## [SHORT TASK]
Copy out each line exactly as it appears.

## [DATA RECORDS]
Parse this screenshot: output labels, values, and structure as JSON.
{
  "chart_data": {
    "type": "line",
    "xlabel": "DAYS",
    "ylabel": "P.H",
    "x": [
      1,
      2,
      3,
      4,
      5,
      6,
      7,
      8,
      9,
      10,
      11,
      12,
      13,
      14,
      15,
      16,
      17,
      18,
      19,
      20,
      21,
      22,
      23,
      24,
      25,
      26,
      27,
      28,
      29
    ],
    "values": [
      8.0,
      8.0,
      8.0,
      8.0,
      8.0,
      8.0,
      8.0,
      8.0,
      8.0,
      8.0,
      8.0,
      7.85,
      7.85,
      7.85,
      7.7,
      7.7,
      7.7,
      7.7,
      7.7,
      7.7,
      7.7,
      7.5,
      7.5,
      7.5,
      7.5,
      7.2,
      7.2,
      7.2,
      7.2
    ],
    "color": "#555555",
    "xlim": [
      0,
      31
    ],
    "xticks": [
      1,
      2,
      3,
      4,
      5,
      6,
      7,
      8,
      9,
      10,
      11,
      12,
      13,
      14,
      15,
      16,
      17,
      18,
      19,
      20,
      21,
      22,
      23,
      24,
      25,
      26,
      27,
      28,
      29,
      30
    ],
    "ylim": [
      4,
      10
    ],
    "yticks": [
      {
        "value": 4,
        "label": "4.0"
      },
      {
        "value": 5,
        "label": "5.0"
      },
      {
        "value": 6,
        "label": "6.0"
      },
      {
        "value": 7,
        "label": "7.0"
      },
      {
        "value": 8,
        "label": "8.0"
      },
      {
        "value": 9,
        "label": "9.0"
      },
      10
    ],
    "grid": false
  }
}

## [ANSWER TO THE PROBLEM]
Parse this screenshot: output labels, values, and structure as JSON.
{
  "chart_data": {
    "type": "line",
    "xlabel": "DAYS",
    "ylabel": "P.H",
    "x": [
      1,
      2,
      3,
      4,
      5,
      6,
      7,
      8,
      9,
      10,
      11,
      12,
      13,
      14,
      15,
      16,
      17,
      18,
      19,
      20,
      21,
      22,
      23,
      24,
      25,
      26,
      27,
      28,
      29
    ],
    "values": [
      8.0,
      8.0,
      8.0,
      8.0,
      8.0,
      8.0,
      8.0,
      8.0,
      8.0,
      8.0,
      8.0,
      7.85,
      7.85,
      7.85,
      7.7,
      7.7,
      7.7,
      7.7,
      7.7,
      7.7,
      7.7,
      7.5,
      7.5,
      7.5,
      7.5,
      7.2,
      7.2,
      7.2,
      7.2
    ],
    "color": "#555555",
    "xlim": [
      0,
      31
    ],
    "xticks": [
      1,
      2,
      3,
      4,
      5,
      6,
      7,
      8,
      9,
      10,
      11,
      12,
      13,
      14,
      15,
      16,
      17,
      18,
      19,
      20,
      21,
      22,
      23,
      24,
      25,
      26,
      27,
      28,
      29,
      30
    ],
    "ylim": [
      4,
      10
    ],
    "yticks": [
      {
        "value": 4,
        "label": "4.0"
      },
      {
        "value": 5,
        "label": "5.0"
      },
      {
        "value": 6,
        "label": "6.0"
      },
      {
        "value": 7,
        "label": "7.0"
      },
      {
        "value": 8,
        "label": "8.0"
      },
      {
        "value": 9,
        "label": "9.0"
      },
      10
    ],
    "grid": false
  }
}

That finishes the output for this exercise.